___ Supplied material

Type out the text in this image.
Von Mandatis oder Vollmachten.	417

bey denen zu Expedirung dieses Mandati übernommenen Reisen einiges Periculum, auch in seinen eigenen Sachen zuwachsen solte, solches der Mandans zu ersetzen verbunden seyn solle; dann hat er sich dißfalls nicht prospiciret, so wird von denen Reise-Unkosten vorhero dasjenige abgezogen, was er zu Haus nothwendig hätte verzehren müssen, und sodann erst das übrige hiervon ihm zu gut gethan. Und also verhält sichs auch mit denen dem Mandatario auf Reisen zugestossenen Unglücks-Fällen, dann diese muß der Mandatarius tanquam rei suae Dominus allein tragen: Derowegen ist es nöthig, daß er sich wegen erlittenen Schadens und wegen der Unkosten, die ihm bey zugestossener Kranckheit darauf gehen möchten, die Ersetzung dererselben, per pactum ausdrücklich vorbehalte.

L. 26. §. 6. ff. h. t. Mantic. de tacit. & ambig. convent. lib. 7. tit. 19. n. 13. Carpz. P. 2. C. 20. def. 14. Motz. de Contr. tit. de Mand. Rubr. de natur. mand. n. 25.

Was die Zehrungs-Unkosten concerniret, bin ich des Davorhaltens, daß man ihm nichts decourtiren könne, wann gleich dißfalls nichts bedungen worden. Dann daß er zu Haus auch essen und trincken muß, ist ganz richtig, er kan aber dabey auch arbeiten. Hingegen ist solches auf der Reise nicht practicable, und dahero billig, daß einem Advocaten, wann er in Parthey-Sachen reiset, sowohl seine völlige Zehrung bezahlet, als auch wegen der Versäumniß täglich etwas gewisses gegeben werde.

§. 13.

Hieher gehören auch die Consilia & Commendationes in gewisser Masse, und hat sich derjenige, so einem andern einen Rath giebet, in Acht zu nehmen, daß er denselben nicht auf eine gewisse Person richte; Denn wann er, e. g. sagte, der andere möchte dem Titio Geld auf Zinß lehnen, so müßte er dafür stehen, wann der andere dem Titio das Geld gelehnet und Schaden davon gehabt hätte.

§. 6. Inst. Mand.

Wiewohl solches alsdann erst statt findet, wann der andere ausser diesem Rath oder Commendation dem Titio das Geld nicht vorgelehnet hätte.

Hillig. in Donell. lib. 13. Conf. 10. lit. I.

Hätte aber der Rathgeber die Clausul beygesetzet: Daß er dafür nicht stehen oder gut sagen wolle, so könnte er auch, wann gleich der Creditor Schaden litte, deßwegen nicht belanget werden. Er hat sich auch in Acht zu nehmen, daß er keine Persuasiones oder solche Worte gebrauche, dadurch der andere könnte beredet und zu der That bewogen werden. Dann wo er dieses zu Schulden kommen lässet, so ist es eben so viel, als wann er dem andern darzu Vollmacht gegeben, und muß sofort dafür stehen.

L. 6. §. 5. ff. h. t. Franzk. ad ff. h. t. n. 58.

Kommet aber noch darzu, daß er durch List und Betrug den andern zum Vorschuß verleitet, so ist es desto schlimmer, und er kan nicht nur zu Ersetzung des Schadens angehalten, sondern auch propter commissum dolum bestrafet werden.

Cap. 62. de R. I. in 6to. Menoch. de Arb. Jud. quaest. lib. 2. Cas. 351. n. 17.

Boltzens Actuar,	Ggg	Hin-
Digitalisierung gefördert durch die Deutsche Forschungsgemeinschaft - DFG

______

* _Task prompt_
Go over the entries above and say how many lines hold the string "Titio", with no other text.

* _Right answer_
2